■ WRITTEN TASK
Restate all of the data exactly.

(Excerpts from a figure dataset)
_ _ _ _ _ _ _

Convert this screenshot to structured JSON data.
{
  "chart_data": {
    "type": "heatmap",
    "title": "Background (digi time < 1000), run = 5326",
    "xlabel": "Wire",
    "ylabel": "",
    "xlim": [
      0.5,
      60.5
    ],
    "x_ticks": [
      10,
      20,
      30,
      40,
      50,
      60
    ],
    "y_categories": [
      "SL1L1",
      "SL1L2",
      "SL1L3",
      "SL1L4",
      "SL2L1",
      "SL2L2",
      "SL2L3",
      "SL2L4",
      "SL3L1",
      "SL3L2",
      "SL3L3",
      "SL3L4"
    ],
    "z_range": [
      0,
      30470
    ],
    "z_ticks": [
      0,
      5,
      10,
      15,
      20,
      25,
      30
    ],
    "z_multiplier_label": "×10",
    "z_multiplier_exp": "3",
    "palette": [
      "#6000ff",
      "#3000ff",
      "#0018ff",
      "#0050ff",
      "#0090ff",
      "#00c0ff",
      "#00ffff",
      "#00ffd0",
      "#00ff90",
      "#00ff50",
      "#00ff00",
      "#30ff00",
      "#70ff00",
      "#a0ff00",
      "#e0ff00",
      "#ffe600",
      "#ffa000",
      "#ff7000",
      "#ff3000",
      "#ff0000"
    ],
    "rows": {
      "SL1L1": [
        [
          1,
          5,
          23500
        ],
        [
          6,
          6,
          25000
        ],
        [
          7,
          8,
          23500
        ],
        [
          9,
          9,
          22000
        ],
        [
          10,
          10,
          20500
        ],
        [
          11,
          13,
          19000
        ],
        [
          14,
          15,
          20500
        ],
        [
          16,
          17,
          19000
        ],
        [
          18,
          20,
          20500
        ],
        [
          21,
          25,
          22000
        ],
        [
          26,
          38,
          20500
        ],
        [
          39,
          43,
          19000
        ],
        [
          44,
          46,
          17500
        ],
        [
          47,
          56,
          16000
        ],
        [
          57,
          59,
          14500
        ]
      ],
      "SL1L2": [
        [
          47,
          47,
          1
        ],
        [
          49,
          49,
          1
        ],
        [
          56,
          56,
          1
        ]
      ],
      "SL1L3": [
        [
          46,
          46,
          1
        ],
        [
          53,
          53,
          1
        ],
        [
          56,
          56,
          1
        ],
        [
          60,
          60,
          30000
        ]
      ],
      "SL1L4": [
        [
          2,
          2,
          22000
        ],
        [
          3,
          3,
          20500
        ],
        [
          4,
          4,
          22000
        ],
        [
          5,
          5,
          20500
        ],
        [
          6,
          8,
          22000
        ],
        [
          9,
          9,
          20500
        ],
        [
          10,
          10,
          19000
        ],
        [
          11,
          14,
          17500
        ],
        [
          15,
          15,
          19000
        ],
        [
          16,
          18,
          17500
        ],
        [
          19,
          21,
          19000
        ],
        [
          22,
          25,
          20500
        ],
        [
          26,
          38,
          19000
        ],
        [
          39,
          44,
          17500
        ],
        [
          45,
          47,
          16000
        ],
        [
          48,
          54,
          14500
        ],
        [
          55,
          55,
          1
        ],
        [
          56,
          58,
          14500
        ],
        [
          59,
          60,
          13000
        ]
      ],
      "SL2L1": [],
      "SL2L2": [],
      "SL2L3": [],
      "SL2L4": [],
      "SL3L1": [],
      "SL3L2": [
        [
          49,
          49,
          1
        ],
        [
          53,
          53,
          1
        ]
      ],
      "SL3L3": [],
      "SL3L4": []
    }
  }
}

_ _ _ _ _ _ _

■ EXERCISE RESPONSE
Convert this screenshot to structured JSON data.
{
  "chart_data": {
    "type": "heatmap",
    "title": "Background (digi time < 1000), run = 5326",
    "xlabel": "Wire",
    "ylabel": "",
    "xlim": [
      0.5,
      60.5
    ],
    "x_ticks": [
      10,
      20,
      30,
      40,
      50,
      60
    ],
    "y_categories": [
      "SL1L1",
      "SL1L2",
      "SL1L3",
      "SL1L4",
      "SL2L1",
      "SL2L2",
      "SL2L3",
      "SL2L4",
      "SL3L1",
      "SL3L2",
      "SL3L3",
      "SL3L4"
    ],
    "z_range": [
      0,
      30470
    ],
    "z_ticks": [
      0,
      5,
      10,
      15,
      20,
      25,
      30
    ],
    "z_multiplier_label": "×10",
    "z_multiplier_exp": "3",
    "palette": [
      "#6000ff",
      "#3000ff",
      "#0018ff",
      "#0050ff",
      "#0090ff",
      "#00c0ff",
      "#00ffff",
      "#00ffd0",
      "#00ff90",
      "#00ff50",
      "#00ff00",
      "#30ff00",
      "#70ff00",
      "#a0ff00",
      "#e0ff00",
      "#ffe600",
      "#ffa000",
      "#ff7000",
      "#ff3000",
      "#ff0000"
    ],
    "rows": {
      "SL1L1": [
        [
          1,
          5,
          23500
        ],
        [
          6,
          6,
          25000
        ],
        [
          7,
          8,
          23500
        ],
        [
          9,
          9,
          22000
        ],
        [
          10,
          10,
          20500
        ],
        [
          11,
          13,
          19000
        ],
        [
          14,
          15,
          20500
        ],
        [
          16,
          17,
          19000
        ],
        [
          18,
          20,
          20500
        ],
        [
          21,
          25,
          22000
        ],
        [
          26,
          38,
          20500
        ],
        [
          39,
          43,
          19000
        ],
        [
          44,
          46,
          17500
        ],
        [
          47,
          56,
          16000
        ],
        [
          57,
          59,
          14500
        ]
      ],
      "SL1L2": [
        [
          47,
          47,
          1
        ],
        [
          49,
          49,
          1
        ],
        [
          56,
          56,
          1
        ]
      ],
      "SL1L3": [
        [
          46,
          46,
          1
        ],
        [
          53,
          53,
          1
        ],
        [
          56,
          56,
          1
        ],
        [
          60,
          60,
          30000
        ]
      ],
      "SL1L4": [
        [
          2,
          2,
          22000
        ],
        [
          3,
          3,
          20500
        ],
        [
          4,
          4,
          22000
        ],
        [
          5,
          5,
          20500
        ],
        [
          6,
          8,
          22000
        ],
        [
          9,
          9,
          20500
        ],
        [
          10,
          10,
          19000
        ],
        [
          11,
          14,
          17500
        ],
        [
          15,
          15,
          19000
        ],
        [
          16,
          18,
          17500
        ],
        [
          19,
          21,
          19000
        ],
        [
          22,
          25,
          20500
        ],
        [
          26,
          38,
          19000
        ],
        [
          39,
          44,
          17500
        ],
        [
          45,
          47,
          16000
        ],
        [
          48,
          54,
          14500
        ],
        [
          55,
          55,
          1
        ],
        [
          56,
          58,
          14500
        ],
        [
          59,
          60,
          13000
        ]
      ],
      "SL2L1": [],
      "SL2L2": [],
      "SL2L3": [],
      "SL2L4": [],
      "SL3L1": [],
      "SL3L2": [
        [
          49,
          49,
          1
        ],
        [
          53,
          53,
          1
        ]
      ],
      "SL3L3": [],
      "SL3L4": []
    }
  }
}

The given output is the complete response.